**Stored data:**
^^^^^^^^^^^^^^^^
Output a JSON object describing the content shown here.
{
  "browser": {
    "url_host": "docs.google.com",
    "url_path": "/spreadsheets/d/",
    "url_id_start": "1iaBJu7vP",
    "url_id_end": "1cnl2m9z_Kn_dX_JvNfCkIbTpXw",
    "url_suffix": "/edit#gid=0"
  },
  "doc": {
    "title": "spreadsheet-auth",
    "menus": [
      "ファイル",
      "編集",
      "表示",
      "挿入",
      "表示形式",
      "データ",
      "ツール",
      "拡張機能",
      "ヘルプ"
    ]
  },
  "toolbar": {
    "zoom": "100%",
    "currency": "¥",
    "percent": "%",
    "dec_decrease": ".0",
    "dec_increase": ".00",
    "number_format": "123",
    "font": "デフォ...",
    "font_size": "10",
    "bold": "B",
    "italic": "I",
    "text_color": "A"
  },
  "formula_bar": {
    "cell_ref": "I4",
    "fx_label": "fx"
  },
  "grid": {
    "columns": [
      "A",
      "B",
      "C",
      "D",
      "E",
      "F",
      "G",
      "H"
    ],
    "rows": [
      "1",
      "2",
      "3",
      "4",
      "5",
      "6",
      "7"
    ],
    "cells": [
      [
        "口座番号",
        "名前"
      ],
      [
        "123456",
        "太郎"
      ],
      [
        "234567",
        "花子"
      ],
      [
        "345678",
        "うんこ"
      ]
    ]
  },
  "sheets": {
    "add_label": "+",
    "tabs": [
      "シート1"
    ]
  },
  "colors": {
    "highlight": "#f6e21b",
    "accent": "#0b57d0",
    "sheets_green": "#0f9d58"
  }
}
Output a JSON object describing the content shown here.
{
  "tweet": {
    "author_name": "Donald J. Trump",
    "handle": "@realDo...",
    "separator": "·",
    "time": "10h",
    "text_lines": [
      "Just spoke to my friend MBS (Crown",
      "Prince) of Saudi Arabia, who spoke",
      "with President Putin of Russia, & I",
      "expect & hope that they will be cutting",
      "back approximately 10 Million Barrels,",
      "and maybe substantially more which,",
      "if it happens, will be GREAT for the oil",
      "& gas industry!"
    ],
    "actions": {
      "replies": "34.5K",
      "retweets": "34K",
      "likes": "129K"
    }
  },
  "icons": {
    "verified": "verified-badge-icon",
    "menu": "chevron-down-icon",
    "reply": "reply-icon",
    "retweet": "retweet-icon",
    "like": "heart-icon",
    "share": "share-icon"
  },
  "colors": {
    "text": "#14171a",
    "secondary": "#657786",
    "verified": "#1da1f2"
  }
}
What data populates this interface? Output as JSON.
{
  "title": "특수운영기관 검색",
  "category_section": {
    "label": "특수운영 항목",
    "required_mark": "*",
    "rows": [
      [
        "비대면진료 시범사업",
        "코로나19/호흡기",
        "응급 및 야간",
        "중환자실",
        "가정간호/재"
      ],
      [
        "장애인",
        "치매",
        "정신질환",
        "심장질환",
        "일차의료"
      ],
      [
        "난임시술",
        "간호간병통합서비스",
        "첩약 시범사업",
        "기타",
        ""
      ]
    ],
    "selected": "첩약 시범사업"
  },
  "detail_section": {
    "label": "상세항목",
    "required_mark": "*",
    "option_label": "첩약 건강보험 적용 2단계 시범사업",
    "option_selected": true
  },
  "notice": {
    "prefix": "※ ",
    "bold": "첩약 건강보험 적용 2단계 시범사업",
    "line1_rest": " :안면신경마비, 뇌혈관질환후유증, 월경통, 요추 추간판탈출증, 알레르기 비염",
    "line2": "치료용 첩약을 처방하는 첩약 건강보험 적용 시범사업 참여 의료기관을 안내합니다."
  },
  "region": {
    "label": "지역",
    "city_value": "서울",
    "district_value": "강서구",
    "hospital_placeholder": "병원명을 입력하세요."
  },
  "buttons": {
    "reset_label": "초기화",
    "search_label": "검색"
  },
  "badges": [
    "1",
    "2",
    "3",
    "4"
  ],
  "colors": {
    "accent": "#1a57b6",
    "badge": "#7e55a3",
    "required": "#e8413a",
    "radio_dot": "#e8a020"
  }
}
^^^^^^^^^^^^^^^^
**GOAL:** Search the records for the word "title" and copy every line where it occurs.

**CORRECT RESULT:**
    "title": "spreadsheet-auth",
  "title": "특수운영기관 검색",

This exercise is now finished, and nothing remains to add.